AIM OF THE TASK: Quote the records beneath, complete and exact. Leave out images.

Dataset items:
** START **

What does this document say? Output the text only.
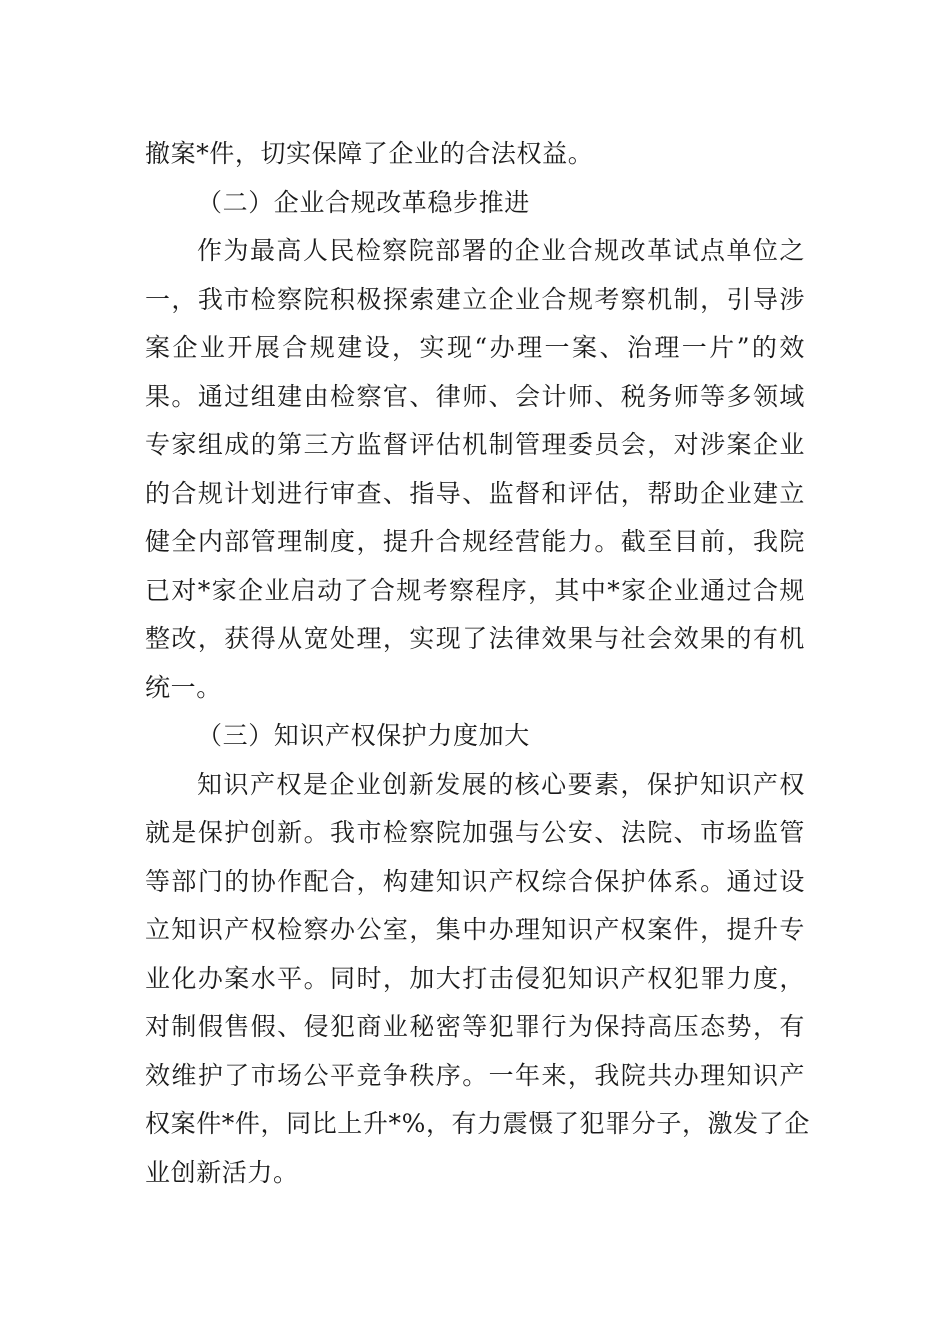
撤案*件，切实保障了企业的合法权益。
（二）企业合规改革稳步推进
作为最高人民检察院部署的企业合规改革试点单位之
一，我市检察院积极探索建立企业合规考察机制，引导涉
案企业开展合规建设，实现“办理一案、治理一片”的效
果。通过组建由检察官、律师、会计师、税务师等多领域
专家组成的第三方监督评估机制管理委员会，对涉案企业
的合规计划进行审查、指导、监督和评估，帮助企业建立
健全内部管理制度，提升合规经营能力。截至目前，我院
已对*家企业启动了合规考察程序，其中*家企业通过合规
整改，获得从宽处理，实现了法律效果与社会效果的有机
统一。
（三）知识产权保护力度加大
知识产权是企业创新发展的核心要素，保护知识产权
就是保护创新。我市检察院加强与公安、法院、市场监管
等部门的协作配合，构建知识产权综合保护体系。通过设
立知识产权检察办公室，集中办理知识产权案件，提升专
业化办案水平。同时，加大打击侵犯知识产权犯罪力度，
对制假售假、侵犯商业秘密等犯罪行为保持高压态势，有
效维护了市场公平竞争秩序。一年来，我院共办理知识产
权案件*件，同比上升*%，有力震慑了犯罪分子，激发了企
业创新活力。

** END **

WRITTEN REPLY:
What does this document say? Output the text only.
撤案*件，切实保障了企业的合法权益。
（二）企业合规改革稳步推进
作为最高人民检察院部署的企业合规改革试点单位之
一，我市检察院积极探索建立企业合规考察机制，引导涉
案企业开展合规建设，实现“办理一案、治理一片”的效
果。通过组建由检察官、律师、会计师、税务师等多领域
专家组成的第三方监督评估机制管理委员会，对涉案企业
的合规计划进行审查、指导、监督和评估，帮助企业建立
健全内部管理制度，提升合规经营能力。截至目前，我院
已对*家企业启动了合规考察程序，其中*家企业通过合规
整改，获得从宽处理，实现了法律效果与社会效果的有机
统一。
（三）知识产权保护力度加大
知识产权是企业创新发展的核心要素，保护知识产权
就是保护创新。我市检察院加强与公安、法院、市场监管
等部门的协作配合，构建知识产权综合保护体系。通过设
立知识产权检察办公室，集中办理知识产权案件，提升专
业化办案水平。同时，加大打击侵犯知识产权犯罪力度，
对制假售假、侵犯商业秘密等犯罪行为保持高压态势，有
效维护了市场公平竞争秩序。一年来，我院共办理知识产
权案件*件，同比上升*%，有力震慑了犯罪分子，激发了企
业创新活力。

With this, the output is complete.